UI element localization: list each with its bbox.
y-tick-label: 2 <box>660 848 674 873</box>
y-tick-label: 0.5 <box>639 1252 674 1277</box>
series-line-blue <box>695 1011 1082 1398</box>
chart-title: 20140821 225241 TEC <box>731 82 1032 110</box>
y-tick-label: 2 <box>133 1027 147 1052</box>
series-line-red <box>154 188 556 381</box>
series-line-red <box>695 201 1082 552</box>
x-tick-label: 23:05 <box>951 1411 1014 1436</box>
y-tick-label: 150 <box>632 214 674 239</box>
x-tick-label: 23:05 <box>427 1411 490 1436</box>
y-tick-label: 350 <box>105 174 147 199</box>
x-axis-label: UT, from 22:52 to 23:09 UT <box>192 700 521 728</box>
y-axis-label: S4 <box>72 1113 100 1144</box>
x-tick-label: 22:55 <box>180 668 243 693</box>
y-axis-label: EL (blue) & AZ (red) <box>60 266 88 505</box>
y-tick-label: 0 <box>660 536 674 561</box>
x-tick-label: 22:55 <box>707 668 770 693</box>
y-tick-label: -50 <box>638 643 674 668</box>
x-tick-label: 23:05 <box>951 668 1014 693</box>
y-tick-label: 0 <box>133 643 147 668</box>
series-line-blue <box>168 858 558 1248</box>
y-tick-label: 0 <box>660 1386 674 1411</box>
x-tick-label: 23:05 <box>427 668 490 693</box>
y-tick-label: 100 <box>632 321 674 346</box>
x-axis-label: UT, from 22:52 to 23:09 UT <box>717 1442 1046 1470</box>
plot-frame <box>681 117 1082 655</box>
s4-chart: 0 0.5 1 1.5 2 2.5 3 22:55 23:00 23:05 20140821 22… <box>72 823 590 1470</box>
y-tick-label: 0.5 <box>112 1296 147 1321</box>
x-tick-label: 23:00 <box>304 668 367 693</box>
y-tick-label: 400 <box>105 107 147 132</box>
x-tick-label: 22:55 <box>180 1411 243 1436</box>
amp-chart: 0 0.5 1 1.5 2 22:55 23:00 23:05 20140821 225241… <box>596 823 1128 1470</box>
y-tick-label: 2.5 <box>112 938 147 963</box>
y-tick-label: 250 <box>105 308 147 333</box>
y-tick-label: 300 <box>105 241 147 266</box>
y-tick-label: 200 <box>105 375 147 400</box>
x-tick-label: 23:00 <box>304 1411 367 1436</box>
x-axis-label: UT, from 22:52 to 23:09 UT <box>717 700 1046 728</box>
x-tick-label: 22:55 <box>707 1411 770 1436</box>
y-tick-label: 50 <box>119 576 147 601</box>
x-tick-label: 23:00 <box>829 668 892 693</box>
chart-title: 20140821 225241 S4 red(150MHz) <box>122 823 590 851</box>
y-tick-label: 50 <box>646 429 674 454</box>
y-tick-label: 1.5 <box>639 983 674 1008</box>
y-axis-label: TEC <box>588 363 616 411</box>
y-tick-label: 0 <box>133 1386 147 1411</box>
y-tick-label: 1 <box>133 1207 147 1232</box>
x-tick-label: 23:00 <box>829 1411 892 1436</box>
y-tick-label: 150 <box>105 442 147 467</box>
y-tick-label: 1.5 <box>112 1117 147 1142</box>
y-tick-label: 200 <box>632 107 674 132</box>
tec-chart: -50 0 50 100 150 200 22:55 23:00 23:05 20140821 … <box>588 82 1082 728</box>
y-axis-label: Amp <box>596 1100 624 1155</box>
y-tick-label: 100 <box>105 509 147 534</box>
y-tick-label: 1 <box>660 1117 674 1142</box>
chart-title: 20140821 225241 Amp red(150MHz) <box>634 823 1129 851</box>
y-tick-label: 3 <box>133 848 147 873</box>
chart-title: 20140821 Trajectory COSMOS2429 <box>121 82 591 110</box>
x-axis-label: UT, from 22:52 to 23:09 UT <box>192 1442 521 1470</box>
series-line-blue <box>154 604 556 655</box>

○ ○ ○

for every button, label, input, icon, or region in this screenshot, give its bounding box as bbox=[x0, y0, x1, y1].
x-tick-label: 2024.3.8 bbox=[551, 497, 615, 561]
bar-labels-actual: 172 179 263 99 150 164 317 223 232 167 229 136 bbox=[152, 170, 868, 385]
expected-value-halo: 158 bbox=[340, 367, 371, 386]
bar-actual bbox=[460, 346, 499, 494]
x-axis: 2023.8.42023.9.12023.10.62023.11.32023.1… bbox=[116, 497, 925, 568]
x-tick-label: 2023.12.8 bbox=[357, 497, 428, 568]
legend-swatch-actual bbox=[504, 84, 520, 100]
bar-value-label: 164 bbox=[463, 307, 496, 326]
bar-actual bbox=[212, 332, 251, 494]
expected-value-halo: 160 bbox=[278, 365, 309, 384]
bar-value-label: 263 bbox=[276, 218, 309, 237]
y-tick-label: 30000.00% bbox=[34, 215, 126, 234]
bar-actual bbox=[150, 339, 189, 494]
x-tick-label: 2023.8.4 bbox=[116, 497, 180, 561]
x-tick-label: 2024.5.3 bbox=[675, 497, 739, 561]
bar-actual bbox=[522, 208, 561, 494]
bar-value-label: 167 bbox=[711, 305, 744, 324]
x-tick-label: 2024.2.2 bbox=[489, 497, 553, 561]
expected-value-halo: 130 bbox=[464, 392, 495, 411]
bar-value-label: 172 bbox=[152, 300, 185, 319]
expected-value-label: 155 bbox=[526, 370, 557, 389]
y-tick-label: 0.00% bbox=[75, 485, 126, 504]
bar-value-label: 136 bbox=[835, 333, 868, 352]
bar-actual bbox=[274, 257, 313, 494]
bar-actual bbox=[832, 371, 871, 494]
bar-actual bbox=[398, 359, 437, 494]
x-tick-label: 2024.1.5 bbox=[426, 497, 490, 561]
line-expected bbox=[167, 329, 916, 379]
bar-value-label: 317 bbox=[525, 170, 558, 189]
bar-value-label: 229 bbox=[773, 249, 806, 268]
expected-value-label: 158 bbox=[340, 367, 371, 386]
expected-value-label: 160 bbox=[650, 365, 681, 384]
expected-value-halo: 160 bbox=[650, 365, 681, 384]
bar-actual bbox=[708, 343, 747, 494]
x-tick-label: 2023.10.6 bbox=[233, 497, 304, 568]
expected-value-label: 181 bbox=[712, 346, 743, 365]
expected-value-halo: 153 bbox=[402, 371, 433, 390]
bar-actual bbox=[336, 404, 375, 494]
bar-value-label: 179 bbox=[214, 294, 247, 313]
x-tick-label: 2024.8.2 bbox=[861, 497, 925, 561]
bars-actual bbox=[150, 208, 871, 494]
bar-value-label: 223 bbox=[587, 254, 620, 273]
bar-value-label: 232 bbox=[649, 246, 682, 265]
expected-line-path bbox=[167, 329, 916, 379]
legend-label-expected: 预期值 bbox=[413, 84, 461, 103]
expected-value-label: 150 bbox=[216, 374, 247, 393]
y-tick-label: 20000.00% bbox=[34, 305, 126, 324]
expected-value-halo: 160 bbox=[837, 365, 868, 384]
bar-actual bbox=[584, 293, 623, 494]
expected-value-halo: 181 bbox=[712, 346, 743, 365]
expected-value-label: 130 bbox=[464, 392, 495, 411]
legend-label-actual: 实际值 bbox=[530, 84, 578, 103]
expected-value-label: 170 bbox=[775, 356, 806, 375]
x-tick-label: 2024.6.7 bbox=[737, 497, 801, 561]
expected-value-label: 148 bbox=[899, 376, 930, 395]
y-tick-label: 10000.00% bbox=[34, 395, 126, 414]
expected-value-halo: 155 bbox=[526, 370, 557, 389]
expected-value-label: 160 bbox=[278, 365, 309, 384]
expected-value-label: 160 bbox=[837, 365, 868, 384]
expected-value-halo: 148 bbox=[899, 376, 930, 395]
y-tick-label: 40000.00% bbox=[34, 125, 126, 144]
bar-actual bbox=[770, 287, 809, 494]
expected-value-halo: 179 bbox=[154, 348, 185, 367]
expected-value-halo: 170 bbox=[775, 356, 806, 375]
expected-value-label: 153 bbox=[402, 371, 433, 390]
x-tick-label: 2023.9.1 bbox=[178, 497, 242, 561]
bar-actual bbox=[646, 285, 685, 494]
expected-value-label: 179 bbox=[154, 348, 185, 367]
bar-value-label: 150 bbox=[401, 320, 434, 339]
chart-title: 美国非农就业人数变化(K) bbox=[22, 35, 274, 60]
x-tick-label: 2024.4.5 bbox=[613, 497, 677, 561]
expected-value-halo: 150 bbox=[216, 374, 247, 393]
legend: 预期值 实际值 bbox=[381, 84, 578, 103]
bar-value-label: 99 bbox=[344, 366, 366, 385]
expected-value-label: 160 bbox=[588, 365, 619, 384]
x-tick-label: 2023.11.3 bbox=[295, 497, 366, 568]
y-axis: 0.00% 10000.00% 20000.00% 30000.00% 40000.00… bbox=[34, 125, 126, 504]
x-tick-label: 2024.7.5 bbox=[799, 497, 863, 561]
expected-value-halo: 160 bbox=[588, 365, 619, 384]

○ ○ ○

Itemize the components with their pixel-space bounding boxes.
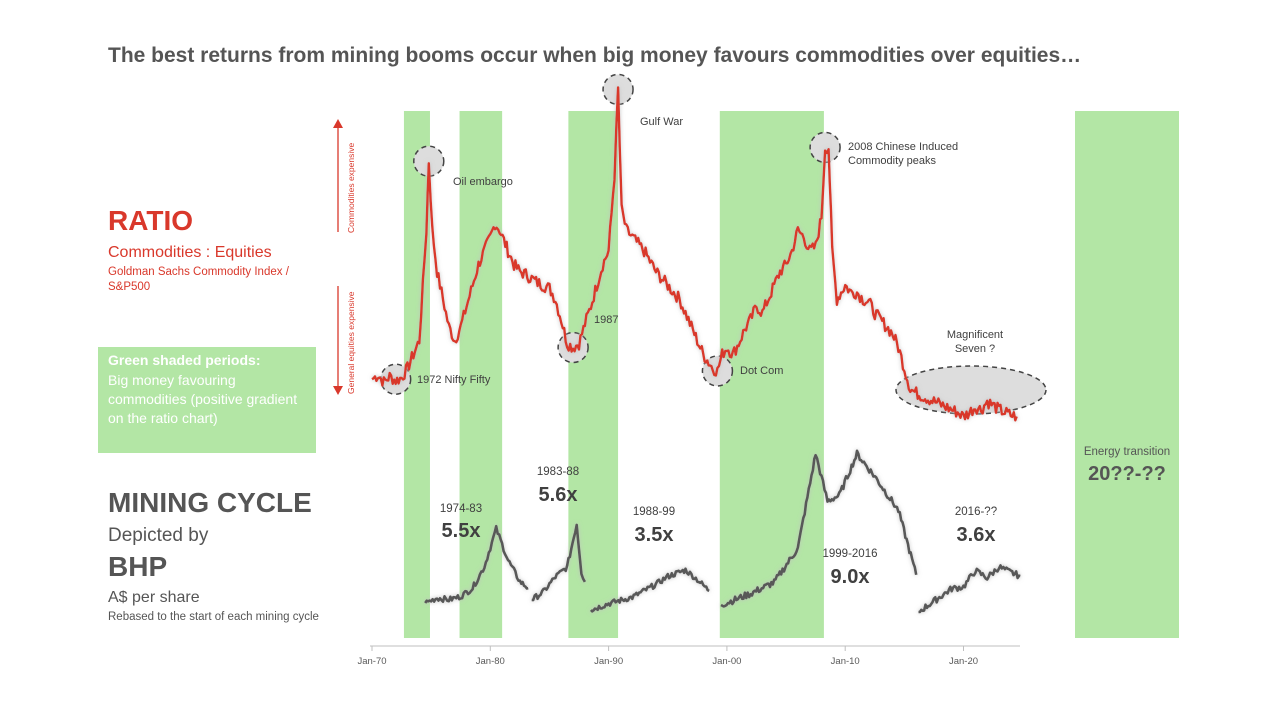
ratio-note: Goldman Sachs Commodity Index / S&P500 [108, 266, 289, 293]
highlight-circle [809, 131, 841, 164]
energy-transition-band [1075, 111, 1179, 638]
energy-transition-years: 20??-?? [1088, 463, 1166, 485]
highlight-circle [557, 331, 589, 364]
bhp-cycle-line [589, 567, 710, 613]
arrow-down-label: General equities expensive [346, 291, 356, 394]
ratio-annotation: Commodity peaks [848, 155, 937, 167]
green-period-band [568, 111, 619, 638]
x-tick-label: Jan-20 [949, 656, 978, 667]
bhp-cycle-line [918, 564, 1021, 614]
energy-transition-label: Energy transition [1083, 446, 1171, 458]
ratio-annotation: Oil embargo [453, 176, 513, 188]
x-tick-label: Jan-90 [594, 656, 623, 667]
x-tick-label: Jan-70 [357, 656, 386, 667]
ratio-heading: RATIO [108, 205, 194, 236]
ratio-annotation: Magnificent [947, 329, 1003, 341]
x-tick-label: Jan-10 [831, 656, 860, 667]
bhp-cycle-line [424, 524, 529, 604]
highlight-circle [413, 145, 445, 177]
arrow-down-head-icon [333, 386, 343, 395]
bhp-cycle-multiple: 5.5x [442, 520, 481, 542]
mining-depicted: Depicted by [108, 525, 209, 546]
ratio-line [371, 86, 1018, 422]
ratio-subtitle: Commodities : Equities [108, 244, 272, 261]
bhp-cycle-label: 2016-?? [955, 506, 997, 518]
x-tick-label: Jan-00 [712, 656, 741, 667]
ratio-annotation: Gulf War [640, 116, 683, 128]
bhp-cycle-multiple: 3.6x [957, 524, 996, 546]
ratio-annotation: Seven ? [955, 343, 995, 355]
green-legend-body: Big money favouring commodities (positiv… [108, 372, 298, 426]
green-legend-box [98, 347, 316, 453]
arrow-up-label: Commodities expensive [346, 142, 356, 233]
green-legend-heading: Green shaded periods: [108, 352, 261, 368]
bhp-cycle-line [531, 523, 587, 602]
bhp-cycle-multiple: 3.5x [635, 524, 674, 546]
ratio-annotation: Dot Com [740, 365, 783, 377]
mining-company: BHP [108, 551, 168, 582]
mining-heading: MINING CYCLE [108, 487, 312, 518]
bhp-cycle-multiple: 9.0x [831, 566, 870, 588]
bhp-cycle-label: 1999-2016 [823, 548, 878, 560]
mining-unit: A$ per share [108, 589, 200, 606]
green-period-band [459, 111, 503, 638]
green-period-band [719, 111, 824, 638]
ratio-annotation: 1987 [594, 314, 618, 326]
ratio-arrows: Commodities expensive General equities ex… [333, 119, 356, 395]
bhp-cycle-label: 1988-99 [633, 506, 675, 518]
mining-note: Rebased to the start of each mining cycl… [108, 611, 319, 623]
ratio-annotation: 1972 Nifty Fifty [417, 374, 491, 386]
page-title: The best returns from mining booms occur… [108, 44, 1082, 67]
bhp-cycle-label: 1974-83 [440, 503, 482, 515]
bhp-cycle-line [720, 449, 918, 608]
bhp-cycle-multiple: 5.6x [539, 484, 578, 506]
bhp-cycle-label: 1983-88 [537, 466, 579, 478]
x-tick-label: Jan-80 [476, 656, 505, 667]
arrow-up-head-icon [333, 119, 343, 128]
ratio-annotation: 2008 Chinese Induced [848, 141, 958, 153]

○ ○ ○

Edit the records starting at the line that contains "ratio-note: Goldman Sachs" and ending at the line that contains "bhp-cycle-multiple: 3.6x [957, 524, 996, 546]". Replace "highlight-circle" with "highlight-ring", leave the rest unchanged, and return only those lines.

ratio-note: Goldman Sachs Commodity Index / S&P500 [108, 266, 289, 293]
highlight-ring [809, 131, 841, 164]
energy-transition-band [1075, 111, 1179, 638]
energy-transition-years: 20??-?? [1088, 463, 1166, 485]
highlight-ring [557, 331, 589, 364]
bhp-cycle-line [589, 567, 710, 613]
arrow-down-label: General equities expensive [346, 291, 356, 394]
ratio-annotation: Commodity peaks [848, 155, 937, 167]
green-period-band [568, 111, 619, 638]
x-tick-label: Jan-20 [949, 656, 978, 667]
bhp-cycle-line [918, 564, 1021, 614]
energy-transition-label: Energy transition [1083, 446, 1171, 458]
ratio-annotation: Oil embargo [453, 176, 513, 188]
x-tick-label: Jan-90 [594, 656, 623, 667]
x-tick-label: Jan-70 [357, 656, 386, 667]
ratio-heading: RATIO [108, 205, 194, 236]
ratio-annotation: Magnificent [947, 329, 1003, 341]
x-tick-label: Jan-10 [831, 656, 860, 667]
bhp-cycle-line [424, 524, 529, 604]
highlight-ring [413, 145, 445, 177]
arrow-down-head-icon [333, 386, 343, 395]
bhp-cycle-multiple: 5.5x [442, 520, 481, 542]
mining-depicted: Depicted by [108, 525, 209, 546]
ratio-line [371, 86, 1018, 422]
ratio-subtitle: Commodities : Equities [108, 244, 272, 261]
bhp-cycle-label: 2016-?? [955, 506, 997, 518]
x-tick-label: Jan-00 [712, 656, 741, 667]
ratio-annotation: Gulf War [640, 116, 683, 128]
bhp-cycle-multiple: 3.6x [957, 524, 996, 546]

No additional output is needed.